[Begin DATA FOR THE TASK]

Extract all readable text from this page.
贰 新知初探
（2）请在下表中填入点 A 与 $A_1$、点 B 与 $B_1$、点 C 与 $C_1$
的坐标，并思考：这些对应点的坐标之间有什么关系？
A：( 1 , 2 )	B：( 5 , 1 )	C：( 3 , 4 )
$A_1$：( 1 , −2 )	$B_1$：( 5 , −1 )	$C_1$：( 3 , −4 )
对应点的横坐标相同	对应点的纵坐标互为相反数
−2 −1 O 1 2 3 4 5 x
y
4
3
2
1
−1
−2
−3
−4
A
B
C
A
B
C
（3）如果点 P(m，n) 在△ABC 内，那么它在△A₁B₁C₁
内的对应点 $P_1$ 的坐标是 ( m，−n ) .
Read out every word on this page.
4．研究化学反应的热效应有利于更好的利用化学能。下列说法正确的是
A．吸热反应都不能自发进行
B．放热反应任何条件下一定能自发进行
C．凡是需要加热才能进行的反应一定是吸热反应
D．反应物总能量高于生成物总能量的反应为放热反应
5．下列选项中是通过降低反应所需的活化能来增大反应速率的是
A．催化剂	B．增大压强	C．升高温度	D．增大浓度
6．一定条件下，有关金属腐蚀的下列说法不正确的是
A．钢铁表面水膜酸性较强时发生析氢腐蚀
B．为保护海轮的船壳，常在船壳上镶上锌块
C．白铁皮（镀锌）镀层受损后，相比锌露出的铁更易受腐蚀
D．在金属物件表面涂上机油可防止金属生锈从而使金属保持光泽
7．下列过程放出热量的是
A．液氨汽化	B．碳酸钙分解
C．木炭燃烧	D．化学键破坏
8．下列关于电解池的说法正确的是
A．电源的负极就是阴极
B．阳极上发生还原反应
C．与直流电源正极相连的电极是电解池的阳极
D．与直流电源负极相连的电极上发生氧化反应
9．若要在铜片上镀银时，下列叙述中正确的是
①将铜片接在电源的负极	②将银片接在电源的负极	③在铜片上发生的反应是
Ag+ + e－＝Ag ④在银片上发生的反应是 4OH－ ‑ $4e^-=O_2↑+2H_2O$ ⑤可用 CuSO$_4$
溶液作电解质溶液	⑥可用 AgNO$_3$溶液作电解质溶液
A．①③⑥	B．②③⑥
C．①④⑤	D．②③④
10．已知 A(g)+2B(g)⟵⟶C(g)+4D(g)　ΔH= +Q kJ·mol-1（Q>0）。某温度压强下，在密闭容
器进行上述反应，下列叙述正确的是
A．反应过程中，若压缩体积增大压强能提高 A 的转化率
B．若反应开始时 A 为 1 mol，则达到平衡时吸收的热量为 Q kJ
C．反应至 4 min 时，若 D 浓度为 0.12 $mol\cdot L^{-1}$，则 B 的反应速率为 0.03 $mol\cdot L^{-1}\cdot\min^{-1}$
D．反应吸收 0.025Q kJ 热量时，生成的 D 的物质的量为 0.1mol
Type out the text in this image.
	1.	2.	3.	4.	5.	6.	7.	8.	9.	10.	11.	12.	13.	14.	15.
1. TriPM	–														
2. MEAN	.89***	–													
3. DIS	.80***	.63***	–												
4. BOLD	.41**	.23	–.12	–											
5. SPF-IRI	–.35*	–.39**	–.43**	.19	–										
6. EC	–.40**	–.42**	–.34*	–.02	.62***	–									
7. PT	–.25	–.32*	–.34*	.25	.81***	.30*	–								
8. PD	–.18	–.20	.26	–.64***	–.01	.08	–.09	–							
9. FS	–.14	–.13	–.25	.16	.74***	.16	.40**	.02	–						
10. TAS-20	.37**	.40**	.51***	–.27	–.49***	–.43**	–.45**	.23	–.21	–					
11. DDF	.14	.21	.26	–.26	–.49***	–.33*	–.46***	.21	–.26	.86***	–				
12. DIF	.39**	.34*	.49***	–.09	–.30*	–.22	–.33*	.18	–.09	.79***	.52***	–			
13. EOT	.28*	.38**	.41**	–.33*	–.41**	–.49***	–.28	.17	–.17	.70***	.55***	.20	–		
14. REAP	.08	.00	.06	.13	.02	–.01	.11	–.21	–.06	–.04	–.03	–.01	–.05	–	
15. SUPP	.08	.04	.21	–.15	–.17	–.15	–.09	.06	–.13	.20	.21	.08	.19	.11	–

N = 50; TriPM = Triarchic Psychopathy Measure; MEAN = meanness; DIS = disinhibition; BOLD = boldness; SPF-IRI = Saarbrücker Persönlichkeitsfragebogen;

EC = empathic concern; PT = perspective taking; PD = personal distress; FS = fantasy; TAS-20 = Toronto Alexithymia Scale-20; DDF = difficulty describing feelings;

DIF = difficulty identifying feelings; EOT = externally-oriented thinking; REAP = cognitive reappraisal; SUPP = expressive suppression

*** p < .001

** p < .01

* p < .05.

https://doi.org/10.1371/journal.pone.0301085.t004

[End DATA FOR THE TASK]

## WORK TO DO
Print back all the lines verbatim.

## CORRECT OUTPUT
Extract all readable text from this page.
贰 新知初探
（2）请在下表中填入点 A 与 $A_1$、点 B 与 $B_1$、点 C 与 $C_1$
的坐标，并思考：这些对应点的坐标之间有什么关系？
A：( 1 , 2 )	B：( 5 , 1 )	C：( 3 , 4 )
$A_1$：( 1 , −2 )	$B_1$：( 5 , −1 )	$C_1$：( 3 , −4 )
对应点的横坐标相同	对应点的纵坐标互为相反数
−2 −1 O 1 2 3 4 5 x
y
4
3
2
1
−1
−2
−3
−4
A
B
C
A
B
C
（3）如果点 P(m，n) 在△ABC 内，那么它在△A₁B₁C₁
内的对应点 $P_1$ 的坐标是 ( m，−n ) .
Read out every word on this page.
4．研究化学反应的热效应有利于更好的利用化学能。下列说法正确的是
A．吸热反应都不能自发进行
B．放热反应任何条件下一定能自发进行
C．凡是需要加热才能进行的反应一定是吸热反应
D．反应物总能量高于生成物总能量的反应为放热反应
5．下列选项中是通过降低反应所需的活化能来增大反应速率的是
A．催化剂	B．增大压强	C．升高温度	D．增大浓度
6．一定条件下，有关金属腐蚀的下列说法不正确的是
A．钢铁表面水膜酸性较强时发生析氢腐蚀
B．为保护海轮的船壳，常在船壳上镶上锌块
C．白铁皮（镀锌）镀层受损后，相比锌露出的铁更易受腐蚀
D．在金属物件表面涂上机油可防止金属生锈从而使金属保持光泽
7．下列过程放出热量的是
A．液氨汽化	B．碳酸钙分解
C．木炭燃烧	D．化学键破坏
8．下列关于电解池的说法正确的是
A．电源的负极就是阴极
B．阳极上发生还原反应
C．与直流电源正极相连的电极是电解池的阳极
D．与直流电源负极相连的电极上发生氧化反应
9．若要在铜片上镀银时，下列叙述中正确的是
①将铜片接在电源的负极	②将银片接在电源的负极	③在铜片上发生的反应是
Ag+ + e－＝Ag ④在银片上发生的反应是 4OH－ ‑ $4e^-=O_2↑+2H_2O$ ⑤可用 CuSO$_4$
溶液作电解质溶液	⑥可用 AgNO$_3$溶液作电解质溶液
A．①③⑥	B．②③⑥
C．①④⑤	D．②③④
10．已知 A(g)+2B(g)⟵⟶C(g)+4D(g)　ΔH= +Q kJ·mol-1（Q>0）。某温度压强下，在密闭容
器进行上述反应，下列叙述正确的是
A．反应过程中，若压缩体积增大压强能提高 A 的转化率
B．若反应开始时 A 为 1 mol，则达到平衡时吸收的热量为 Q kJ
C．反应至 4 min 时，若 D 浓度为 0.12 $mol\cdot L^{-1}$，则 B 的反应速率为 0.03 $mol\cdot L^{-1}\cdot\min^{-1}$
D．反应吸收 0.025Q kJ 热量时，生成的 D 的物质的量为 0.1mol
Type out the text in this image.
	1.	2.	3.	4.	5.	6.	7.	8.	9.	10.	11.	12.	13.	14.	15.
1. TriPM	–														
2. MEAN	.89***	–													
3. DIS	.80***	.63***	–												
4. BOLD	.41**	.23	–.12	–											
5. SPF-IRI	–.35*	–.39**	–.43**	.19	–										
6. EC	–.40**	–.42**	–.34*	–.02	.62***	–									
7. PT	–.25	–.32*	–.34*	.25	.81***	.30*	–								
8. PD	–.18	–.20	.26	–.64***	–.01	.08	–.09	–							
9. FS	–.14	–.13	–.25	.16	.74***	.16	.40**	.02	–						
10. TAS-20	.37**	.40**	.51***	–.27	–.49***	–.43**	–.45**	.23	–.21	–					
11. DDF	.14	.21	.26	–.26	–.49***	–.33*	–.46***	.21	–.26	.86***	–				
12. DIF	.39**	.34*	.49***	–.09	–.30*	–.22	–.33*	.18	–.09	.79***	.52***	–			
13. EOT	.28*	.38**	.41**	–.33*	–.41**	–.49***	–.28	.17	–.17	.70***	.55***	.20	–		
14. REAP	.08	.00	.06	.13	.02	–.01	.11	–.21	–.06	–.04	–.03	–.01	–.05	–	
15. SUPP	.08	.04	.21	–.15	–.17	–.15	–.09	.06	–.13	.20	.21	.08	.19	.11	–

N = 50; TriPM = Triarchic Psychopathy Measure; MEAN = meanness; DIS = disinhibition; BOLD = boldness; SPF-IRI = Saarbrücker Persönlichkeitsfragebogen;

EC = empathic concern; PT = perspective taking; PD = personal distress; FS = fantasy; TAS-20 = Toronto Alexithymia Scale-20; DDF = difficulty describing feelings;

DIF = difficulty identifying feelings; EOT = externally-oriented thinking; REAP = cognitive reappraisal; SUPP = expressive suppression

*** p < .001

** p < .01

* p < .05.

https://doi.org/10.1371/journal.pone.0301085.t004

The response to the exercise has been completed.